## Goal
From the entries below, count the lines with "Dogecoin". Write only the count.

++++ Input data ++++

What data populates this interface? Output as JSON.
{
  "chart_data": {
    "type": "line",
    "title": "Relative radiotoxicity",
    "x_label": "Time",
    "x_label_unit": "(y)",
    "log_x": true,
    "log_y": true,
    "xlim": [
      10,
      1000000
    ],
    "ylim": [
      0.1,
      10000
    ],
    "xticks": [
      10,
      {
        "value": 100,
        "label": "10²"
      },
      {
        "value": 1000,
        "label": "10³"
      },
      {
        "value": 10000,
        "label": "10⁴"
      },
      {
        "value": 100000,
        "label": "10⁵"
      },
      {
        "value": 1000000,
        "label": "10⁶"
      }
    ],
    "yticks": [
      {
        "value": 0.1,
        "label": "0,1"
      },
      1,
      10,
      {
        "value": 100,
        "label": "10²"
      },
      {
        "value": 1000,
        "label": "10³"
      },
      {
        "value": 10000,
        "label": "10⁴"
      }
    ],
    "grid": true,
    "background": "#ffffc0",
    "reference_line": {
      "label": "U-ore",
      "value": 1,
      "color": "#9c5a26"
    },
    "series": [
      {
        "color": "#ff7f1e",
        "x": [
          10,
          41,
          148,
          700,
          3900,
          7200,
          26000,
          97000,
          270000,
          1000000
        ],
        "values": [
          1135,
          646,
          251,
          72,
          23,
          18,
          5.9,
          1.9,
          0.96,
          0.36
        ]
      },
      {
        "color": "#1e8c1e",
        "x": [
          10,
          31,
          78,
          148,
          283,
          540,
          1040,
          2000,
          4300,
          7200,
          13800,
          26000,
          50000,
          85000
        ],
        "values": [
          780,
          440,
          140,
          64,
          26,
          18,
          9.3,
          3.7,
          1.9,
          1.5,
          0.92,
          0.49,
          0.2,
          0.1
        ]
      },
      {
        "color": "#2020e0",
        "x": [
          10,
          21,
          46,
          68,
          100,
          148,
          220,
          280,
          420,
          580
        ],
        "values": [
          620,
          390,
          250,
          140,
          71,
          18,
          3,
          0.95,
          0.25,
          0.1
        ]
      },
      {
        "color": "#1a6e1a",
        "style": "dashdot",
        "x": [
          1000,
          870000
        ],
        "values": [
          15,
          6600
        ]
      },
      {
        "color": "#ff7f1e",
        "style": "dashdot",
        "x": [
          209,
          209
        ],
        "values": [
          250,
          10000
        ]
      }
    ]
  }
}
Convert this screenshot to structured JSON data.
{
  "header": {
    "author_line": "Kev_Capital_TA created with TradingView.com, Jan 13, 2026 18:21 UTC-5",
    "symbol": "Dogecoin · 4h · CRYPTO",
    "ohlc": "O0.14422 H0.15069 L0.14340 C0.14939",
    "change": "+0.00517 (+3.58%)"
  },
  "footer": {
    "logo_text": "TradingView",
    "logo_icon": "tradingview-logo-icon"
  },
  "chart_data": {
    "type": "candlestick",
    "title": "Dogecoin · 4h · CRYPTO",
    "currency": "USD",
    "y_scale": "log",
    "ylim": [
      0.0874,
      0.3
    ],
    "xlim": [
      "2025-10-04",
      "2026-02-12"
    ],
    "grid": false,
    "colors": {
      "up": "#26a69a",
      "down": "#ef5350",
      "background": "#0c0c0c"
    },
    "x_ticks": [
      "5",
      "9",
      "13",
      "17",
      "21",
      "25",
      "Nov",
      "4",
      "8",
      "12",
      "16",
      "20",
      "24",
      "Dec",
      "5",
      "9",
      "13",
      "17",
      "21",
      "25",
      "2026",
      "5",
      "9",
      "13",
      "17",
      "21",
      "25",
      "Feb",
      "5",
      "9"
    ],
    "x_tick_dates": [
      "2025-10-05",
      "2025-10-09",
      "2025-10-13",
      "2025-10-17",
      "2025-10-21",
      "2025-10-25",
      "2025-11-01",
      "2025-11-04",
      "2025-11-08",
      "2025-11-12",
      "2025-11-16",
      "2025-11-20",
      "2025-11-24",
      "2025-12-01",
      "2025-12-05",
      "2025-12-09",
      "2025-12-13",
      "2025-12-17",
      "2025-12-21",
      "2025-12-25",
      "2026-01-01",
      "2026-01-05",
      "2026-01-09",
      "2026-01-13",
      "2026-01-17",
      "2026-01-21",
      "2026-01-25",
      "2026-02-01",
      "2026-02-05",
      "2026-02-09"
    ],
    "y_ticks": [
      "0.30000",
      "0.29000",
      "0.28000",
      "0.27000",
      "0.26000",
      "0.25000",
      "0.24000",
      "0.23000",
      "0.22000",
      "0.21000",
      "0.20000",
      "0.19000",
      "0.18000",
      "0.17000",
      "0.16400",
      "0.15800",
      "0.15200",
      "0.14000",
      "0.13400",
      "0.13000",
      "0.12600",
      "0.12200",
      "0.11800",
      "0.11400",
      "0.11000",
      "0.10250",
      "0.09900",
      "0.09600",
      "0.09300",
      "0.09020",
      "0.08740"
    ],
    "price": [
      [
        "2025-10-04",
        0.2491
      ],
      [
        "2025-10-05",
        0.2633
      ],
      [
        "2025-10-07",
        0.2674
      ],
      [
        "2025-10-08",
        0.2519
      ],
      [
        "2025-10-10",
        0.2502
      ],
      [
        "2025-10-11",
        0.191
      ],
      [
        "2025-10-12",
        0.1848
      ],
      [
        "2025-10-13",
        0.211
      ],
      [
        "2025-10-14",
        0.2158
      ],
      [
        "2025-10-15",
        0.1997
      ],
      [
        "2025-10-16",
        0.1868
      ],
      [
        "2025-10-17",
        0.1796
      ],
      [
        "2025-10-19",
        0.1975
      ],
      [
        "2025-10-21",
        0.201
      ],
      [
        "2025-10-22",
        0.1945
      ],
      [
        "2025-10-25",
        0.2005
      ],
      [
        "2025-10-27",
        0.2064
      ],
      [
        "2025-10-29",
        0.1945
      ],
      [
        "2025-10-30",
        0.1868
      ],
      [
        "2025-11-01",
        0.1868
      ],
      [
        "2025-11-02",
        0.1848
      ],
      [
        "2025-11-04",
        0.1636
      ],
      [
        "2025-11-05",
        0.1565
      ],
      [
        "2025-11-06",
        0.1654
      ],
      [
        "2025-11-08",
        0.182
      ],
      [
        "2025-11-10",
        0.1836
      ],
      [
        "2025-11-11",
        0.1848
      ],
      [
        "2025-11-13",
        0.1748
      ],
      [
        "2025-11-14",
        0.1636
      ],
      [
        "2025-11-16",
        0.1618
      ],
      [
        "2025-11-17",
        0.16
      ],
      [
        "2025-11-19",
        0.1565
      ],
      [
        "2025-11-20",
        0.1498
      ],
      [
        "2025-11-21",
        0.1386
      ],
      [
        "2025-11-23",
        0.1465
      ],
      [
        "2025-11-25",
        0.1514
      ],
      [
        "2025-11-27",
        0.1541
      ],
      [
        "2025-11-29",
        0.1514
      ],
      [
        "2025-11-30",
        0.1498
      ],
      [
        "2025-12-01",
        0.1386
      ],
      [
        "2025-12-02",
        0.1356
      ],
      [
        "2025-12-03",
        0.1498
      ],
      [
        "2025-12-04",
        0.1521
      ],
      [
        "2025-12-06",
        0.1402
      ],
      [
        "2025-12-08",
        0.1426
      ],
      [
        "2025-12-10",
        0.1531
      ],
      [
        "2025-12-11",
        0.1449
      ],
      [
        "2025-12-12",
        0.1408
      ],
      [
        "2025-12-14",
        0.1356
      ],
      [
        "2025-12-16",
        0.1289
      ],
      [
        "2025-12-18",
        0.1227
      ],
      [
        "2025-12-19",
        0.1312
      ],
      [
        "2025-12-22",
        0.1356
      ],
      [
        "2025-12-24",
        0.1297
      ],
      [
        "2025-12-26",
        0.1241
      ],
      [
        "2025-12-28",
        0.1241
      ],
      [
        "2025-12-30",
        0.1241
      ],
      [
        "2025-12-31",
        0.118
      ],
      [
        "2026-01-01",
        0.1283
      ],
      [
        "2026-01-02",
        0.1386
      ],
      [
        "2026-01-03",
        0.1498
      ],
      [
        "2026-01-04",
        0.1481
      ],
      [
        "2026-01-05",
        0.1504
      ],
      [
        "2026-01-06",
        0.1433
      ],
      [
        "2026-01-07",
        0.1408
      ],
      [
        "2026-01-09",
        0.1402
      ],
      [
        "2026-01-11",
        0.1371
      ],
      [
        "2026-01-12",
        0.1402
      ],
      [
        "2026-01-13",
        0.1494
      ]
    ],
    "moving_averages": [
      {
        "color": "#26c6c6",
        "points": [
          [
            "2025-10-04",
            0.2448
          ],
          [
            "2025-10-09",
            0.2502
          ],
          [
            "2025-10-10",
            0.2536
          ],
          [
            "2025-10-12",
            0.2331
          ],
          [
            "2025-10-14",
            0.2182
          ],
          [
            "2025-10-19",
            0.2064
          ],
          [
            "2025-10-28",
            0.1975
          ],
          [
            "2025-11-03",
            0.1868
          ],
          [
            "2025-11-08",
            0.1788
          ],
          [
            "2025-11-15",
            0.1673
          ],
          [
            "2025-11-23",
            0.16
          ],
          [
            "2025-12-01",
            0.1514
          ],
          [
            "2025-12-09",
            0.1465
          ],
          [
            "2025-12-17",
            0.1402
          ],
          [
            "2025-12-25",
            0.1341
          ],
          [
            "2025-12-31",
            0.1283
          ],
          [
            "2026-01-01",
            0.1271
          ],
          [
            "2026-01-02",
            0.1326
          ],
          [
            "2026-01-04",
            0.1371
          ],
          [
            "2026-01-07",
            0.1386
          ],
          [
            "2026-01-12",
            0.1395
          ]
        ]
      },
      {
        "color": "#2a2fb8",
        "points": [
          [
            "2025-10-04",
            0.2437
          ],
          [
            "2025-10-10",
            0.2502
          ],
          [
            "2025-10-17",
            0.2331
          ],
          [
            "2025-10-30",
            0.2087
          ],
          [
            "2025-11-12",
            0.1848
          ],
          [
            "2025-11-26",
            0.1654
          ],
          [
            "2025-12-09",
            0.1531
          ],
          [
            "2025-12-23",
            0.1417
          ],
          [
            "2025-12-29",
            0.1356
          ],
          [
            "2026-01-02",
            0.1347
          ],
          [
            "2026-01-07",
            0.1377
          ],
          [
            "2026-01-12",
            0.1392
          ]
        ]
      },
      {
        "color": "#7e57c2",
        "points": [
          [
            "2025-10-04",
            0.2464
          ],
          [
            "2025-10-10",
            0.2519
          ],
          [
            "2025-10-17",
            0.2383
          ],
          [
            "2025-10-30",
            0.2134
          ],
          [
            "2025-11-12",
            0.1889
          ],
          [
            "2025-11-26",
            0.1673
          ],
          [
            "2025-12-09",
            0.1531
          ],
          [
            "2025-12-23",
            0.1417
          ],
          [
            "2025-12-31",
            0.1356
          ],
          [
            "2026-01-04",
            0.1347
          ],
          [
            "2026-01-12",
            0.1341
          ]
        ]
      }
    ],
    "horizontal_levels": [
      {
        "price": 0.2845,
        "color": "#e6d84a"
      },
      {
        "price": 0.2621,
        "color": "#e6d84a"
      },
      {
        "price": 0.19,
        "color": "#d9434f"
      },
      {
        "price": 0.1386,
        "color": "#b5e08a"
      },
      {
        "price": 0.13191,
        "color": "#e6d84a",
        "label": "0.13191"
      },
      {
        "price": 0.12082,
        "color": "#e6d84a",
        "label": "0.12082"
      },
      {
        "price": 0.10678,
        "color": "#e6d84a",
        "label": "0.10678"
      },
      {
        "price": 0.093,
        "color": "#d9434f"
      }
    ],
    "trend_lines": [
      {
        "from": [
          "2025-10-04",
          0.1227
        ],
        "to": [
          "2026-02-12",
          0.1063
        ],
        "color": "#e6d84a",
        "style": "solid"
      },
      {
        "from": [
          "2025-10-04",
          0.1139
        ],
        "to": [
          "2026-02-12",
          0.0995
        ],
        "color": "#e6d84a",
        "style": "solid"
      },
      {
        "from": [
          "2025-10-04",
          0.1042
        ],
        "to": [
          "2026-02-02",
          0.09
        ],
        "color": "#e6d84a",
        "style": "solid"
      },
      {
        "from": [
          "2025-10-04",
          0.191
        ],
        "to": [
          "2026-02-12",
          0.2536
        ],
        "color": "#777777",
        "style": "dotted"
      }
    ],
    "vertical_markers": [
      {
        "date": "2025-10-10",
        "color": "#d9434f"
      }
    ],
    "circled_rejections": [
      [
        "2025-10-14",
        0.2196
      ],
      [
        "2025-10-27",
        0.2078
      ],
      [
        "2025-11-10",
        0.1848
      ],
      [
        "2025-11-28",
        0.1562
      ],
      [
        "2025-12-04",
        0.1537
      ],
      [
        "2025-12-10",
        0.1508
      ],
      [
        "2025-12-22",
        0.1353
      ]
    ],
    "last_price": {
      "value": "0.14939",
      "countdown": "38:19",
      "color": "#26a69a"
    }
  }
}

++++

## Solution for this task
2